>> begin SOURCE

# Kettlebells & Jiu-Jitsu



## Budo Jake (Jan 28, 2014)

Do you use kettlebells? I have seen great benefits in strength and balance. How do they help you?

http://www.budovideos.com/blog/will...ial&utm_content=giguide&utm_campaign=budoblog


----------



## Makalakumu (Jan 28, 2014)

I've been using kettle bells regularly since June of last year and I have seen lots of improvement in my functional strength.  In particular, my grip strength has increased.  I think, overall, my performance while rolling has gotten better because I have more control over situations with the increased strength.  The technique was there before, but during a scramble, grips would break loose and I'd be stuck hunting for something else.  Now, there is a little less of that.


----------



## Brian R. VanCise (Jan 28, 2014)

Kettle bells are fantastic.  I use them every week and best of all they do not take up much space!


----------



## Budo Jake (Jan 30, 2014)

Brian R. VanCise said:


> Kettle bells are fantastic.  I use them every week and best of all they do not take up much space!



Very true! Not much space, and not much money either!


----------



## Carol (Jan 31, 2014)

Not a JJ practitioner but I luuuvvv my Kettle Bells.  I keep them outside on my patio and they get swung at least once a week -- regardless of the weather.


----------



## ETinCYQX (Jan 31, 2014)

They're really more of a conditioning or GPP tool than anything else, but yes I use them pretty often. Really heavy swings, like your body weight or heavier, are a pretty good strength building exercise as a hip hinge. I still think barbell work has more to offer as far as strength and injury prevention goes.


----------



## donaldhilson59 (Jun 29, 2014)

I am using kettlebells. I have seen lots of improvement. Using the right size and weight of kettlebell can be effective in  generating the resistance you need to burn a lot of calories quickly in a  fitness session.

>> end SOURCE

**EXERCISE OBJECTIVE**
Reproduce the kettlebell thread from "Not a JJ practitioner" to "of the weather.", putting "porch" in place of "patio".

>> begin EXCERPTED DATA

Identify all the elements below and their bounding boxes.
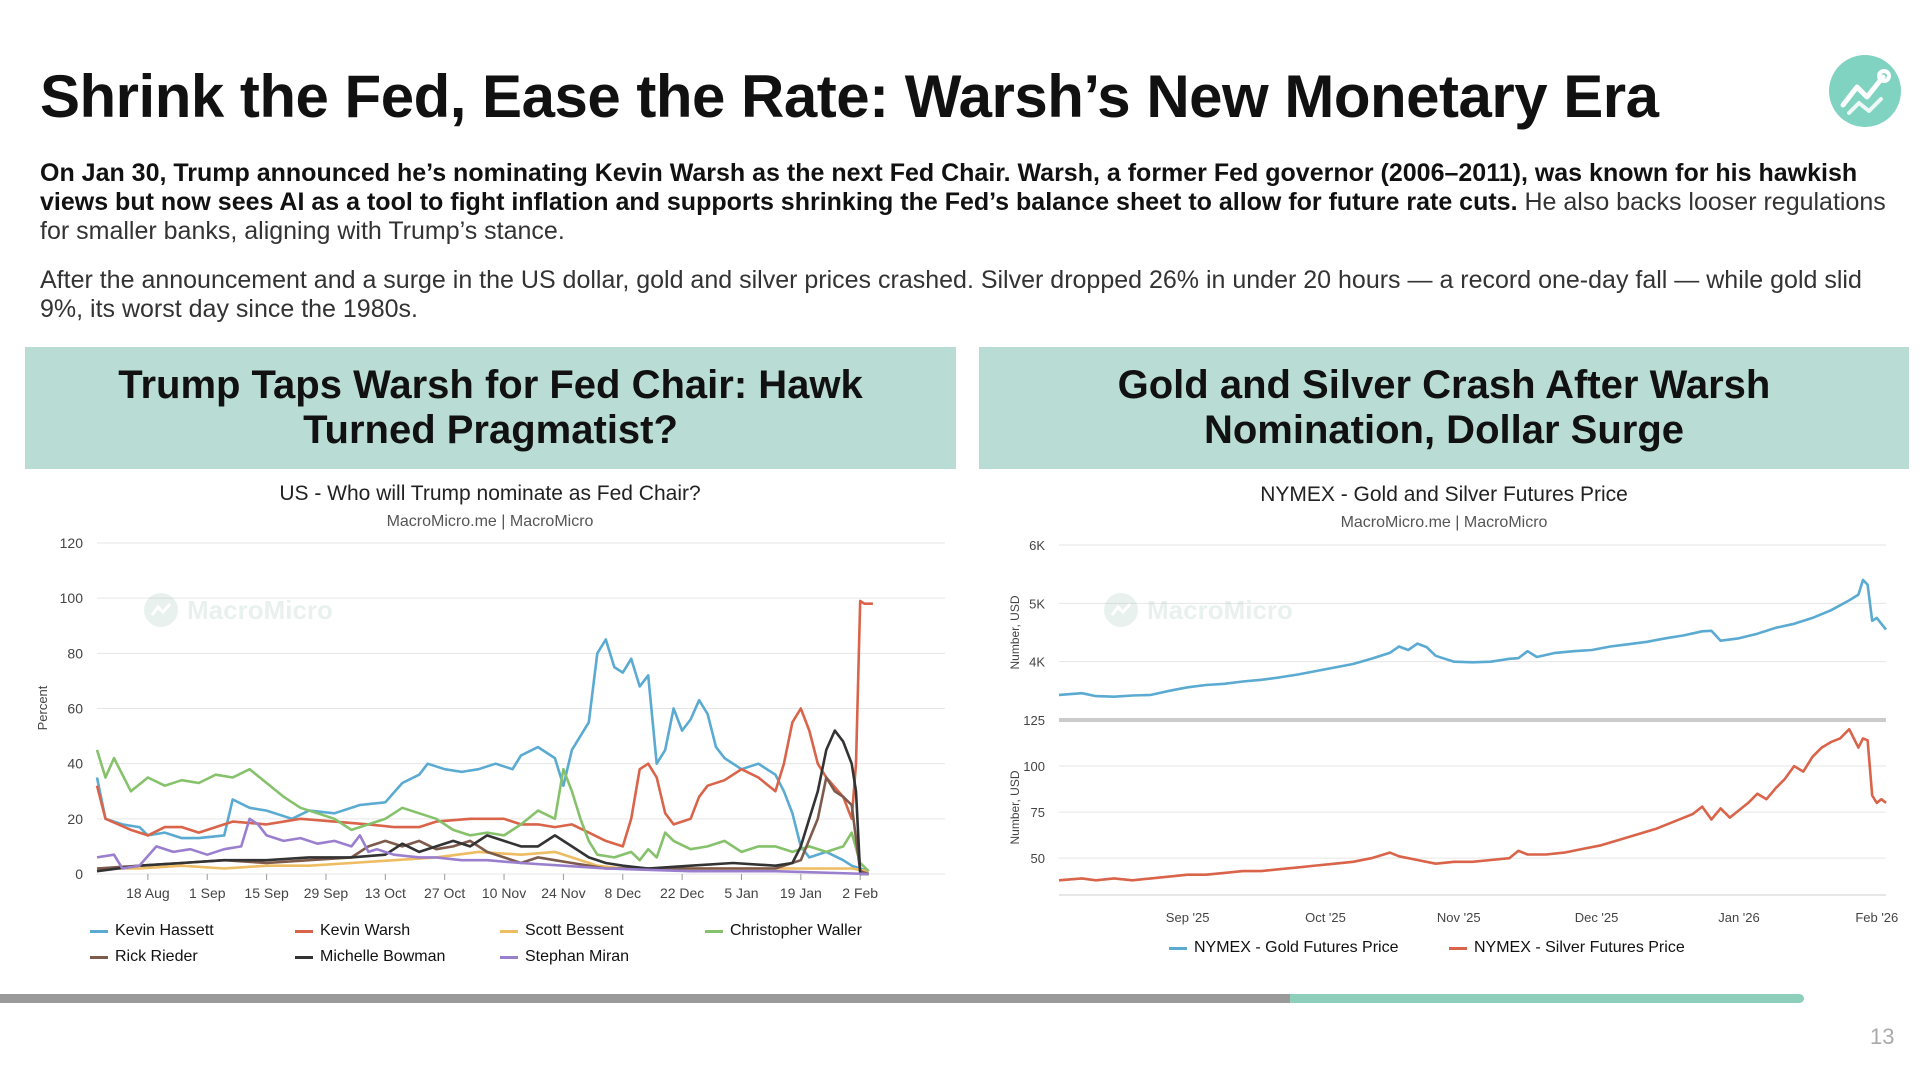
right-panel-heading-text: Gold and Silver Crash After Warsh Nomina…	[1117, 363, 1771, 452]
x-tick-label: 22 Dec	[660, 885, 704, 901]
x-tick-label: 13 Oct	[365, 885, 406, 901]
x-tick-label: 10 Nov	[482, 885, 526, 901]
x-tick-label: Jan '26	[1718, 910, 1760, 925]
legend-swatch	[1169, 946, 1187, 950]
page-number: 13	[1870, 1024, 1895, 1049]
x-tick-label: 29 Sep	[304, 885, 349, 901]
chart-subtitle: MacroMicro.me | MacroMicro	[1341, 514, 1548, 531]
y-tick-label: 120	[60, 535, 84, 551]
series-line-rick-rieder	[96, 776, 870, 876]
legend-item-christopher-waller[interactable]: Christopher Waller	[705, 922, 862, 940]
legend-label: Kevin Hassett	[115, 922, 214, 939]
legend-item-stephan-miran[interactable]: Stephan Miran	[500, 948, 629, 966]
intro-paragraph: On Jan 30, Trump announced he’s nominati…	[40, 159, 1890, 246]
x-tick-label: 27 Oct	[424, 885, 465, 901]
x-tick-label: Oct '25	[1305, 910, 1346, 925]
series-line-kevin-warsh	[95, 599, 873, 848]
legend-swatch	[295, 955, 313, 959]
watermark-logo: MacroMicro	[144, 593, 333, 627]
y-tick-label: 0	[75, 866, 83, 882]
market-paragraph: After the announcement and a surge in th…	[40, 266, 1862, 323]
y-tick-label: 5K	[1029, 596, 1045, 611]
chart-title: NYMEX - Gold and Silver Futures Price	[1260, 483, 1628, 506]
left-panel-heading: Trump Taps Warsh for Fed Chair: Hawk Tur…	[25, 347, 956, 469]
watermark-text: MacroMicro	[187, 595, 333, 625]
legend-label: Christopher Waller	[730, 922, 862, 939]
y-tick-label: 80	[67, 645, 83, 661]
x-tick-label: 15 Sep	[244, 885, 289, 901]
legend-item-nymex-silver-futures-price[interactable]: NYMEX - Silver Futures Price	[1449, 939, 1685, 957]
x-tick-label: 1 Sep	[189, 885, 226, 901]
legend-label: NYMEX - Silver Futures Price	[1474, 939, 1685, 956]
legend-label: NYMEX - Gold Futures Price	[1194, 939, 1399, 956]
y-tick-label: 75	[1031, 805, 1045, 820]
series-line-nymex-gold-futures-price	[1058, 578, 1888, 698]
legend-item-scott-bessent[interactable]: Scott Bessent	[500, 922, 624, 940]
y-tick-label: 4K	[1029, 655, 1045, 670]
legend-label: Michelle Bowman	[320, 948, 446, 965]
x-tick-label: Sep '25	[1166, 910, 1210, 925]
x-tick-label: Dec '25	[1575, 910, 1619, 925]
y-tick-label: 100	[60, 590, 84, 606]
y-axis-label: Number, USD	[1008, 770, 1022, 844]
fed-chair-nominee-chart: US - Who will Trump nominate as Fed Chai…	[25, 470, 956, 990]
legend-swatch	[90, 929, 108, 933]
legend-item-kevin-hassett[interactable]: Kevin Hassett	[90, 922, 214, 940]
intro-bold-text: On Jan 30, Trump announced he’s nominati…	[40, 159, 1858, 216]
progress-track	[0, 994, 1290, 1003]
trend-chart-icon-glyph	[1840, 69, 1891, 115]
legend-swatch	[500, 955, 518, 959]
y-tick-label: 20	[67, 811, 83, 827]
legend-swatch	[1449, 946, 1467, 950]
x-tick-label: Feb '26	[1855, 910, 1898, 925]
legend-item-kevin-warsh[interactable]: Kevin Warsh	[295, 922, 410, 940]
x-tick-label: 2 Feb	[842, 885, 878, 901]
watermark-text: MacroMicro	[1147, 595, 1293, 625]
legend-swatch	[295, 929, 313, 933]
progress-fill	[1290, 994, 1804, 1003]
legend-label: Stephan Miran	[525, 948, 630, 965]
right-panel-heading: Gold and Silver Crash After Warsh Nomina…	[979, 347, 1909, 469]
y-tick-label: 60	[67, 701, 83, 717]
watermark-logo: MacroMicro	[1104, 593, 1293, 627]
legend-label: Scott Bessent	[525, 922, 624, 939]
y-tick-label: 50	[1031, 851, 1045, 866]
gold-silver-chart-svg: NYMEX - Gold and Silver Futures Price Mac…	[1008, 483, 1898, 925]
trend-chart-icon	[1829, 55, 1901, 127]
x-tick-label: 8 Dec	[604, 885, 641, 901]
slide-title: Shrink the Fed, Ease the Rate: Warsh’s N…	[40, 63, 1659, 130]
series-line-stephan-miran	[96, 817, 869, 876]
legend-swatch	[90, 955, 108, 959]
legend-item-michelle-bowman[interactable]: Michelle Bowman	[295, 948, 445, 966]
intro-regular-text: He also backs looser regulations for sma…	[40, 188, 1886, 245]
x-tick-label: 5 Jan	[724, 885, 758, 901]
y-tick-label: 40	[67, 756, 83, 772]
legend-swatch	[500, 929, 518, 933]
series-line-kevin-hassett	[95, 638, 870, 873]
chart-title: US - Who will Trump nominate as Fed Chai…	[279, 482, 700, 505]
x-tick-label: 19 Jan	[780, 885, 822, 901]
y-tick-label: 100	[1023, 759, 1045, 774]
legend-label: Rick Rieder	[115, 948, 198, 965]
x-tick-label: 18 Aug	[126, 885, 170, 901]
y-axis-label: Percent	[35, 685, 50, 730]
y-tick-label: 125	[1023, 713, 1045, 728]
y-tick-label: 6K	[1029, 538, 1045, 553]
chart-subtitle: MacroMicro.me | MacroMicro	[387, 513, 594, 530]
legend-item-nymex-gold-futures-price[interactable]: NYMEX - Gold Futures Price	[1169, 939, 1399, 957]
x-tick-label: 24 Nov	[541, 885, 585, 901]
series-line-michelle-bowman	[96, 729, 869, 876]
fed-chair-chart-svg: US - Who will Trump nominate as Fed Chai…	[35, 482, 945, 901]
series-line-christopher-waller	[95, 749, 870, 873]
legend-label: Kevin Warsh	[320, 922, 411, 939]
x-tick-label: Nov '25	[1437, 910, 1481, 925]
gold-silver-futures-chart: NYMEX - Gold and Silver Futures Price Mac…	[979, 470, 1909, 990]
legend-item-rick-rieder[interactable]: Rick Rieder	[90, 948, 198, 966]
left-panel-heading-text: Trump Taps Warsh for Fed Chair: Hawk Tur…	[118, 363, 863, 452]
series-line-nymex-silver-futures-price	[1058, 727, 1887, 882]
y-axis-label: Number, USD	[1008, 595, 1022, 669]
legend-swatch	[705, 929, 723, 933]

>> end EXCERPTED DATA

**THE RESPONSE**
Not a JJ practitioner but I luuuvvv my Kettle Bells.  I keep them outside on my porch and they get swung at least once a week -- regardless of the weather.